— Start Provided data —
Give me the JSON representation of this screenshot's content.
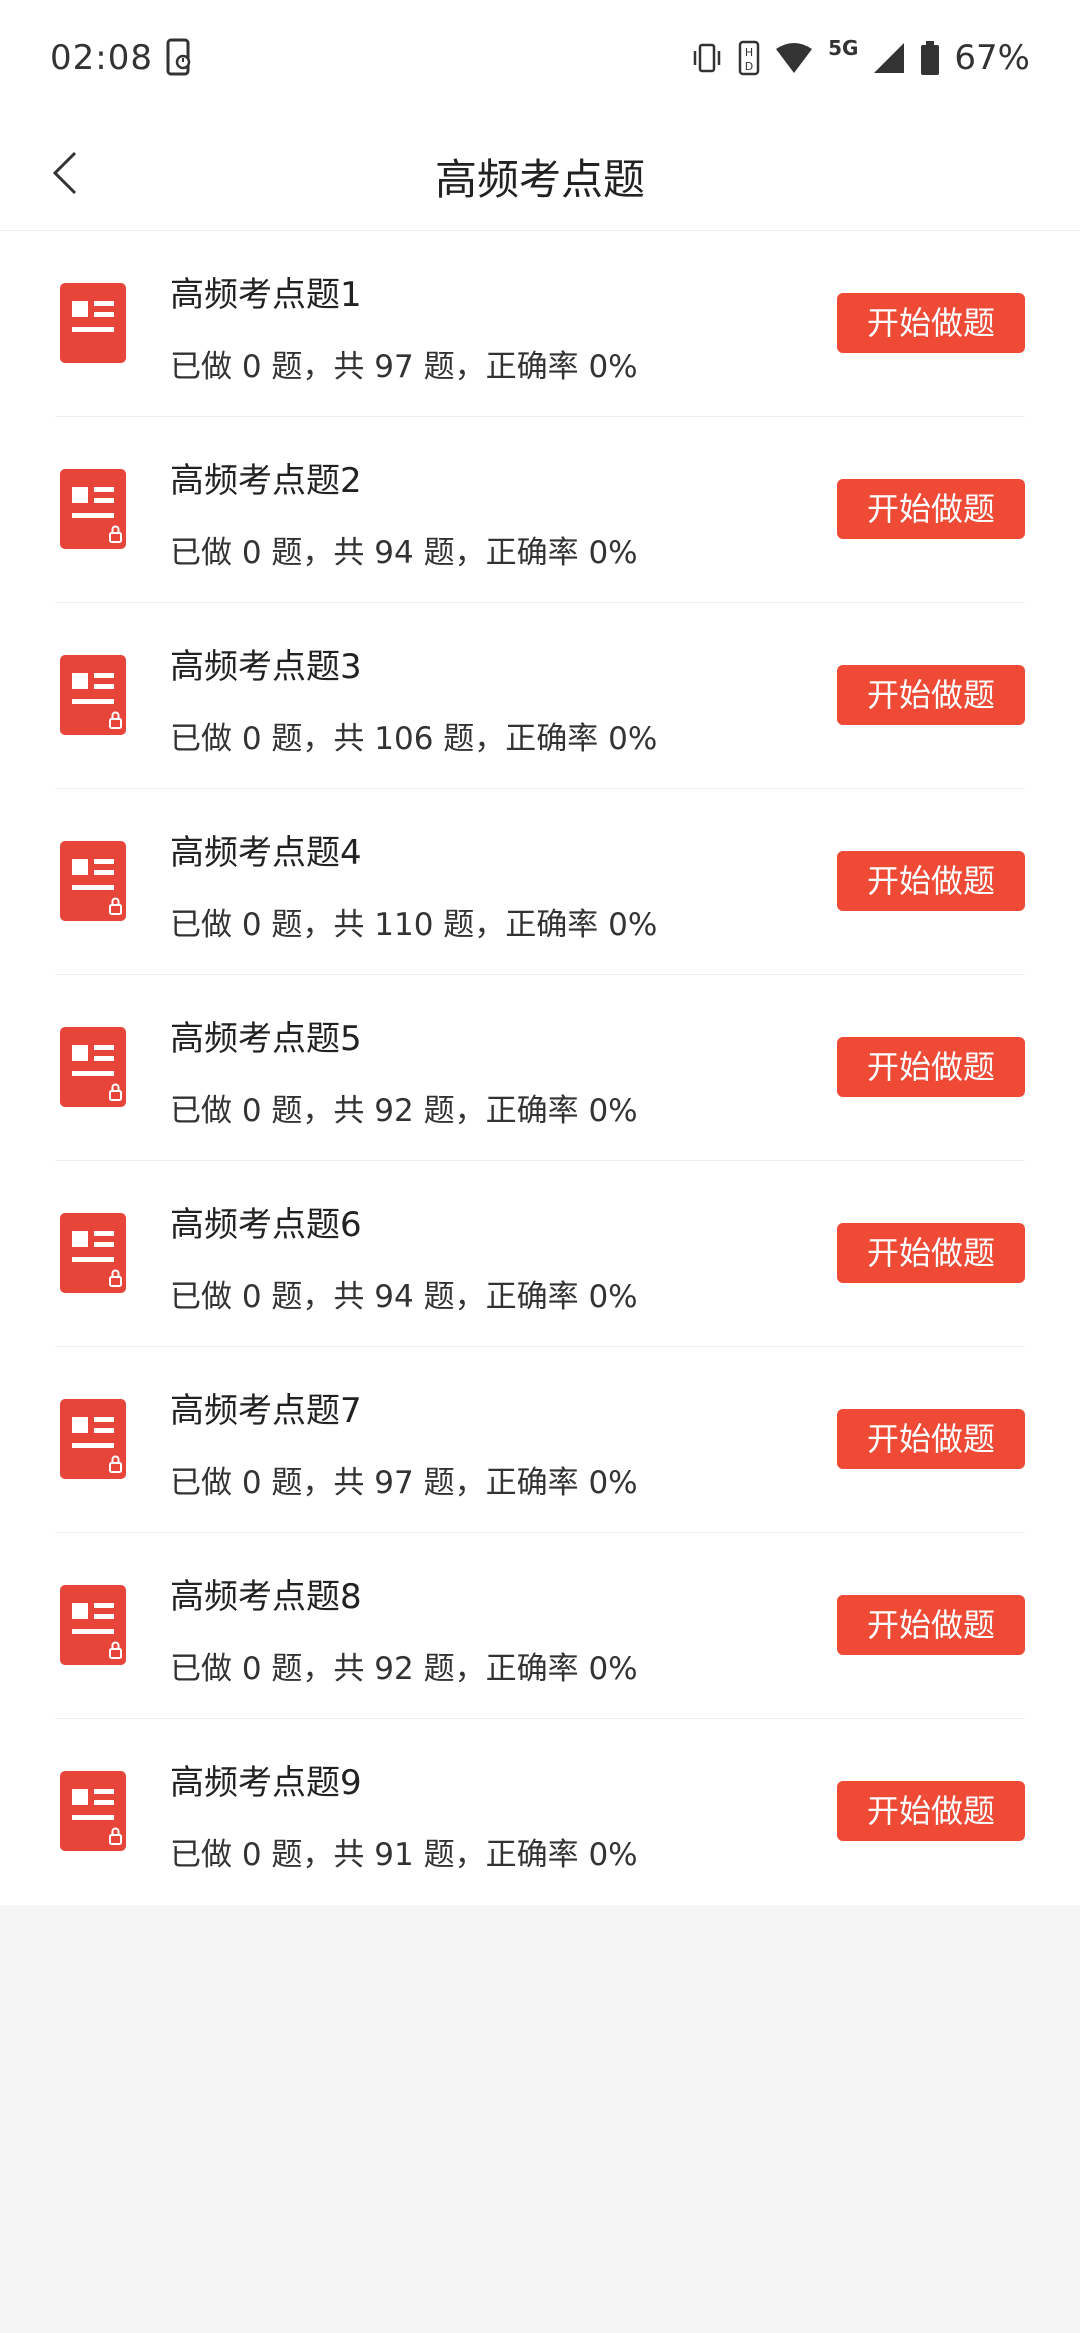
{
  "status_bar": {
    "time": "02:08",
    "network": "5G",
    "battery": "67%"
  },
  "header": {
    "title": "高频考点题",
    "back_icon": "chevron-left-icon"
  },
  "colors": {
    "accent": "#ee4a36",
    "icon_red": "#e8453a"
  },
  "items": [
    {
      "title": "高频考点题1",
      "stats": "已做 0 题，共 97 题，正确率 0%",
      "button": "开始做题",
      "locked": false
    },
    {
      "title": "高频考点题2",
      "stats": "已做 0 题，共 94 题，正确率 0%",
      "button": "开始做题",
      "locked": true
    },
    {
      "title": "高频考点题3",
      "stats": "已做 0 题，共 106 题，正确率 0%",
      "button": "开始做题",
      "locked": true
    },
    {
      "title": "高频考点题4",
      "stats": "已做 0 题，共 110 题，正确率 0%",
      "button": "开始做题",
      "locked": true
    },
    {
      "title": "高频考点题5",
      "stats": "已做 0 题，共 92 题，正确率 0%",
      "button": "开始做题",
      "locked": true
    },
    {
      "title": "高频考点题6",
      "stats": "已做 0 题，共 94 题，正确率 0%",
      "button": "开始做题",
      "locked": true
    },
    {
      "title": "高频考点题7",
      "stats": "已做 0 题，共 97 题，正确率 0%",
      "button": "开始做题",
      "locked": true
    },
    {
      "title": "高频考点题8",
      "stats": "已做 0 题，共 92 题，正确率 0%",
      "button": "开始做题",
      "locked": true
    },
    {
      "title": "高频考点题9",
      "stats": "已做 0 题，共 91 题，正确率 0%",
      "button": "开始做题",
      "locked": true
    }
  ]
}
— End Provided data —
**Written instruction**
Read through the entries and copy each line in which "title" appears.

**Worked solution**
    "title": "高频考点题",
      "title": "高频考点题1",
      "title": "高频考点题2",
      "title": "高频考点题3",
      "title": "高频考点题4",
      "title": "高频考点题5",
      "title": "高频考点题6",
      "title": "高频考点题7",
      "title": "高频考点题8",
      "title": "高频考点题9",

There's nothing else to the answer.